- WRITTEN INSTRUCTION:
Pick out each line in these entries that contains the string "Korea".

- SUPPLIED RECORDS:
┌──

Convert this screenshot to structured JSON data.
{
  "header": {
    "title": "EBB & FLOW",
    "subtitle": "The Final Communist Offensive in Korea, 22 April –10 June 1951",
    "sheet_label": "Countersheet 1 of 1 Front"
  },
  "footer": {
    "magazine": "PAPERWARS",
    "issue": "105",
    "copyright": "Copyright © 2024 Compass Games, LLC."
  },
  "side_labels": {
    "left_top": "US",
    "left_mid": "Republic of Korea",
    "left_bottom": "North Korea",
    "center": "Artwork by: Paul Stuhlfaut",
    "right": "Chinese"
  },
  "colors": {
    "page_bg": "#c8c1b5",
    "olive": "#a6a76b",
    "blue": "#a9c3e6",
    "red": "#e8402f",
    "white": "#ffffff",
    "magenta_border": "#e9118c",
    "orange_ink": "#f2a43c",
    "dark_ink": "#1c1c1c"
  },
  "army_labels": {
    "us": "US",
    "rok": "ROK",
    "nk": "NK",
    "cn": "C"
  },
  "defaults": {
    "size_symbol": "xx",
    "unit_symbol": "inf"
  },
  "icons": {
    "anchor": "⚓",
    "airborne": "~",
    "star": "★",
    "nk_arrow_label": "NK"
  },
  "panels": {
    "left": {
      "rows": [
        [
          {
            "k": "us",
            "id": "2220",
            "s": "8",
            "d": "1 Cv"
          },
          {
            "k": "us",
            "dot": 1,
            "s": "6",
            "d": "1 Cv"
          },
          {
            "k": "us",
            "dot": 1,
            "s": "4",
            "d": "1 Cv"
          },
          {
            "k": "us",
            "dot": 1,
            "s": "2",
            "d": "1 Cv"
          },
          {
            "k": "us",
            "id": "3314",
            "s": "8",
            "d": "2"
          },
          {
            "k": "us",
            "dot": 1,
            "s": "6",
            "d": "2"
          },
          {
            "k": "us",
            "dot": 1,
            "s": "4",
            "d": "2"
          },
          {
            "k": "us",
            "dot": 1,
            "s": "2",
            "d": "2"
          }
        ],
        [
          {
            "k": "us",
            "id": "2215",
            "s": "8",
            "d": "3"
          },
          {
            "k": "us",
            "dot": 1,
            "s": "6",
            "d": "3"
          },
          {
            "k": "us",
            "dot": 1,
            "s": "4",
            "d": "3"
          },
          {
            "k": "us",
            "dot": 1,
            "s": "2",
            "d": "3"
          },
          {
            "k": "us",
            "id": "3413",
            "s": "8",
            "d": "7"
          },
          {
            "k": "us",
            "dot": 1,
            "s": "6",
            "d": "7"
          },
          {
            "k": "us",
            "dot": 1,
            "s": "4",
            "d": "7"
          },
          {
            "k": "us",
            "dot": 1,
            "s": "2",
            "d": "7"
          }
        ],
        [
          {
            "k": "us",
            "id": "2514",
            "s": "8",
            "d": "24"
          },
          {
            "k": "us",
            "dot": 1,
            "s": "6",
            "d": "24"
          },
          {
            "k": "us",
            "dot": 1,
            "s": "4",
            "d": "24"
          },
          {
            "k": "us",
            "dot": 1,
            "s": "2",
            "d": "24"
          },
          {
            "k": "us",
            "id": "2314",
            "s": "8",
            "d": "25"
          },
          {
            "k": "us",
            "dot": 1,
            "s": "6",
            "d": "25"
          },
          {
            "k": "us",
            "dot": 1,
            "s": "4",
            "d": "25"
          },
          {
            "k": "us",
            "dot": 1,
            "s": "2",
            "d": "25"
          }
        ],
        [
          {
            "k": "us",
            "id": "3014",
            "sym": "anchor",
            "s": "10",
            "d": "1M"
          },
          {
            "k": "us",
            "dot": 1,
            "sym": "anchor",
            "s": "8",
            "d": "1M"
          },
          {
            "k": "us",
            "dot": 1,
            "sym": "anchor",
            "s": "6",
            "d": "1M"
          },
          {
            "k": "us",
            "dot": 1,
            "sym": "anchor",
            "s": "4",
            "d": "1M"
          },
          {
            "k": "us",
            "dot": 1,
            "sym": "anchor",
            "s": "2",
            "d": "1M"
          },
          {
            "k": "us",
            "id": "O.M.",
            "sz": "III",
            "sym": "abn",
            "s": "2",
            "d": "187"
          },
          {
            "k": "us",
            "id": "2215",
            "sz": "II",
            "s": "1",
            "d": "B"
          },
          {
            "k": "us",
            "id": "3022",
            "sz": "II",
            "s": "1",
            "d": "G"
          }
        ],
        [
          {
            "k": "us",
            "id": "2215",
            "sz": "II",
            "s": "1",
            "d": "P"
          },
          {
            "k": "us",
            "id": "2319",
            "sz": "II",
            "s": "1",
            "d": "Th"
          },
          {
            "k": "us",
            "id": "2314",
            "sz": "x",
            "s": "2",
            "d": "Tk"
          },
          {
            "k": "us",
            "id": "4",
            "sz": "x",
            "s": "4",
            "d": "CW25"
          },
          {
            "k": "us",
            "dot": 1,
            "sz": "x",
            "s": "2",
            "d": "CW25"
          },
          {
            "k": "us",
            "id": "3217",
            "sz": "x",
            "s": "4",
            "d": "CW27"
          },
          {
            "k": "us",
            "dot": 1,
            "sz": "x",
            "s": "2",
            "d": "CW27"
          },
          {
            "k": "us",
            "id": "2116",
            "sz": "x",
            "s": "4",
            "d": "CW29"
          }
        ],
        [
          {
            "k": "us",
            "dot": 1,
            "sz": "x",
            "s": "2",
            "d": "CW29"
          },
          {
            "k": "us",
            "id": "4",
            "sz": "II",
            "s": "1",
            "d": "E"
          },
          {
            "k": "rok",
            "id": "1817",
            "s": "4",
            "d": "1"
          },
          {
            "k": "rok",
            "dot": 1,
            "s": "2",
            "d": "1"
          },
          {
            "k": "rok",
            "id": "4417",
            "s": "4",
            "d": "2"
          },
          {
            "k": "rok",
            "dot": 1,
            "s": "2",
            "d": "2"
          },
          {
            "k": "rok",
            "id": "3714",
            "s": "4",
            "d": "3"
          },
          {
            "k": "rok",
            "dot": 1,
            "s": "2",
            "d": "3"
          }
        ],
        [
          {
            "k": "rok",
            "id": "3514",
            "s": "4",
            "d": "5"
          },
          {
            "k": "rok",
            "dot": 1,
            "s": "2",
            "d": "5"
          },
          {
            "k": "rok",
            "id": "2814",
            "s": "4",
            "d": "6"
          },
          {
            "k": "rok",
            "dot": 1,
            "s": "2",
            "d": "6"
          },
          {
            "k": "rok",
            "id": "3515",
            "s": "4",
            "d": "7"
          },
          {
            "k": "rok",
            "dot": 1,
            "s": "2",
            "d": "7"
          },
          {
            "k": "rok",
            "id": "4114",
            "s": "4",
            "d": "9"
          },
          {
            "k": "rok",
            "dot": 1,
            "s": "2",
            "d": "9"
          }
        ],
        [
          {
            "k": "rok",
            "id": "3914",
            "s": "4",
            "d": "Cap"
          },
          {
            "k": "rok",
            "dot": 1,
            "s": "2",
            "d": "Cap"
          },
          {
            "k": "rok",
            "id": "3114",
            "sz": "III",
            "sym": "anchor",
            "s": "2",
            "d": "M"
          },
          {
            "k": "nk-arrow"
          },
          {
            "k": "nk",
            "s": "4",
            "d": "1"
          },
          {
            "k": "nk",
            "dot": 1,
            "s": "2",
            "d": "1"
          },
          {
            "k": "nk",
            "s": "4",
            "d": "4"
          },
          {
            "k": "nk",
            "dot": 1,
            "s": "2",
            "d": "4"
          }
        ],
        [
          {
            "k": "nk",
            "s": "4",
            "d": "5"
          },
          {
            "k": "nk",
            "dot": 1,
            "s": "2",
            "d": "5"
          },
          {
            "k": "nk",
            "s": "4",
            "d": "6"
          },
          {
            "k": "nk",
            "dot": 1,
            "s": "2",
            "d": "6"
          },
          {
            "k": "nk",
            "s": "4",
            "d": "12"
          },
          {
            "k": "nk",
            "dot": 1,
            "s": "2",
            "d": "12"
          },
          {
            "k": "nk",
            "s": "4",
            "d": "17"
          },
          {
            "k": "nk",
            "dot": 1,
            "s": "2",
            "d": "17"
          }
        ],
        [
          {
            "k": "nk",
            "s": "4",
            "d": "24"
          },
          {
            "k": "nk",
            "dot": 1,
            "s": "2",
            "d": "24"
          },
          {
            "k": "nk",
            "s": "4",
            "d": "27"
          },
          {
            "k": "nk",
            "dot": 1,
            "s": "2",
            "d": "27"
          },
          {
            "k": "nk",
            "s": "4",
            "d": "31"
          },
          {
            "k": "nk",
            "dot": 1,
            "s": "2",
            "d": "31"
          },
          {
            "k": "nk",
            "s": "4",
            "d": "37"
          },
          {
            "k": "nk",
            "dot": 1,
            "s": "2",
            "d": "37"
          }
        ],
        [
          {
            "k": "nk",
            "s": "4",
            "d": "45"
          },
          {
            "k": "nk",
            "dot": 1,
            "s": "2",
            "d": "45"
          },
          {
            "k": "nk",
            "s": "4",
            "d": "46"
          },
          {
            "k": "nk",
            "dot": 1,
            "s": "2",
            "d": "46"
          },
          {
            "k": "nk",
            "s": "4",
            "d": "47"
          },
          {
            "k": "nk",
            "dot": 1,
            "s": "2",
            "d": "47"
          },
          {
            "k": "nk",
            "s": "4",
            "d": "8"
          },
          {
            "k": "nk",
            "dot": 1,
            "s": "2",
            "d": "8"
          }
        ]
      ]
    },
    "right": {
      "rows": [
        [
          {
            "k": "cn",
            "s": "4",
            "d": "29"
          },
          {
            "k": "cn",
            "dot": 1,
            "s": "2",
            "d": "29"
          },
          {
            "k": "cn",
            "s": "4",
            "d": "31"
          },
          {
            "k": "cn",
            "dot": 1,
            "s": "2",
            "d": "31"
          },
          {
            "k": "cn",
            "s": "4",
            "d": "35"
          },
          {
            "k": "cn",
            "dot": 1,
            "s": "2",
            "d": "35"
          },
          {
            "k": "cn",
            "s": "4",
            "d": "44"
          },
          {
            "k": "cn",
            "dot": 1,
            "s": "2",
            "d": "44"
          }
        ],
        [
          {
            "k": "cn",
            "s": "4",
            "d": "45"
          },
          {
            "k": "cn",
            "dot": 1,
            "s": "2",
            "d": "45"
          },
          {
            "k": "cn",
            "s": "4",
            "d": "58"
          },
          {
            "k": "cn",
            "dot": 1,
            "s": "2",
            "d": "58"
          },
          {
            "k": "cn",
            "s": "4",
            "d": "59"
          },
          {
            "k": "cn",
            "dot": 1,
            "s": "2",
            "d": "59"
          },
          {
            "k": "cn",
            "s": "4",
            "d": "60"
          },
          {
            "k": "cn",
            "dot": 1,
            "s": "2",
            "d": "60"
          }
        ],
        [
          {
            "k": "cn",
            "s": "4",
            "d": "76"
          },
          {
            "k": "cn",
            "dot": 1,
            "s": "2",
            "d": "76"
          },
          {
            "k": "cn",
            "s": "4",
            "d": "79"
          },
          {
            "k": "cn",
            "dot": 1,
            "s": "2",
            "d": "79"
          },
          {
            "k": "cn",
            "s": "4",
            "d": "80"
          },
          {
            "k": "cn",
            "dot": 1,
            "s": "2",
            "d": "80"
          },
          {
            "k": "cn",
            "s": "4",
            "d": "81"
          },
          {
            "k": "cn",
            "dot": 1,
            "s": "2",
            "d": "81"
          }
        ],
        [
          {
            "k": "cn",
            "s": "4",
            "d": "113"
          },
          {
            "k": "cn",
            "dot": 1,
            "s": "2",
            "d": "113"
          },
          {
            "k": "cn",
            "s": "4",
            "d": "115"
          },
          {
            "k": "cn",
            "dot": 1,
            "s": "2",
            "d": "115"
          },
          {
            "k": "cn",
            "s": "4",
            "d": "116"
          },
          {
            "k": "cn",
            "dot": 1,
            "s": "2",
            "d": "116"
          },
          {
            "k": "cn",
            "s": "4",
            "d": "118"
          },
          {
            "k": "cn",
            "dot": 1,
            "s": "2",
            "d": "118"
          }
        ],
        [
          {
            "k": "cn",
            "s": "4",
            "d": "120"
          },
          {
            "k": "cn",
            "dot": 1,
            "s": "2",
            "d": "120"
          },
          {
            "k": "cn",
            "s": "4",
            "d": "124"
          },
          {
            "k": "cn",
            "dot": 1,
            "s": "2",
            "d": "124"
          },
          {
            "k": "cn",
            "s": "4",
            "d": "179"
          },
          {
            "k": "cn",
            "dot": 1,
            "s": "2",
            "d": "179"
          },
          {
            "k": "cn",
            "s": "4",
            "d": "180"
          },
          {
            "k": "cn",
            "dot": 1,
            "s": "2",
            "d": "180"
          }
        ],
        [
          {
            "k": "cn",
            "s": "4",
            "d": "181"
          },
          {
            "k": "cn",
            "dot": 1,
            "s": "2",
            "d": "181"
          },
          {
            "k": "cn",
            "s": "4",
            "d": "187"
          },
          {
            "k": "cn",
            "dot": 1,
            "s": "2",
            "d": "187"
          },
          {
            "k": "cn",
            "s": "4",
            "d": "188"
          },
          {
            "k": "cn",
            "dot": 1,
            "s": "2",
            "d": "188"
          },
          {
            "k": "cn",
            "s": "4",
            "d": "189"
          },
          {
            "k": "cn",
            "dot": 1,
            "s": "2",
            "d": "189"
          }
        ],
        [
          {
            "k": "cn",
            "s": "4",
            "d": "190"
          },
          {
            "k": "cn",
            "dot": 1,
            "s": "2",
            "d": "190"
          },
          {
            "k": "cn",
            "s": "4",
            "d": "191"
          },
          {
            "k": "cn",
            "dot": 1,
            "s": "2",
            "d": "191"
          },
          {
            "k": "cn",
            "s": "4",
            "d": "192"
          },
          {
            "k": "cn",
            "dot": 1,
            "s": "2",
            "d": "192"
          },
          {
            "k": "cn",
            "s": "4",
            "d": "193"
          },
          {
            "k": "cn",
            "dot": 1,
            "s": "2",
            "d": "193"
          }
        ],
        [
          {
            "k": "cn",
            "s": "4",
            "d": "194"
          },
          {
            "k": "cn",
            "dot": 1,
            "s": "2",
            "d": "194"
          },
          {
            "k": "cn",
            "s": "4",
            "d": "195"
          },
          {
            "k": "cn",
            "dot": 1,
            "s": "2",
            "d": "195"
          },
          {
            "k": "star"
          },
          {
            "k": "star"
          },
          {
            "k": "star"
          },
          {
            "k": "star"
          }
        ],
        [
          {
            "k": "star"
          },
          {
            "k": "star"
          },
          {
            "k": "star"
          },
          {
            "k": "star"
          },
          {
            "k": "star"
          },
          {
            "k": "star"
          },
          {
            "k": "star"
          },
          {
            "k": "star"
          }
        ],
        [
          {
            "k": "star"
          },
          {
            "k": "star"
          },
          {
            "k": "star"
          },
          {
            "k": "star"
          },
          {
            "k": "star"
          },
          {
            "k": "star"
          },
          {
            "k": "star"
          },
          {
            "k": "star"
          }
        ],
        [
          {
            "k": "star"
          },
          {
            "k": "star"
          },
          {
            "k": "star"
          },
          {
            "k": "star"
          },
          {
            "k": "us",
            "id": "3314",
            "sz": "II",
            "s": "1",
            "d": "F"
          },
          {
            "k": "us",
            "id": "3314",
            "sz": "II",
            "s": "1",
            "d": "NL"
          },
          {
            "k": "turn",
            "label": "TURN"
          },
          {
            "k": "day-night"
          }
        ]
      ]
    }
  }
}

└──

- EXERCISE RESULT:
    "subtitle": "The Final Communist Offensive in Korea, 22 April –10 June 1951",
    "left_mid": "Republic of Korea",
    "left_bottom": "North Korea",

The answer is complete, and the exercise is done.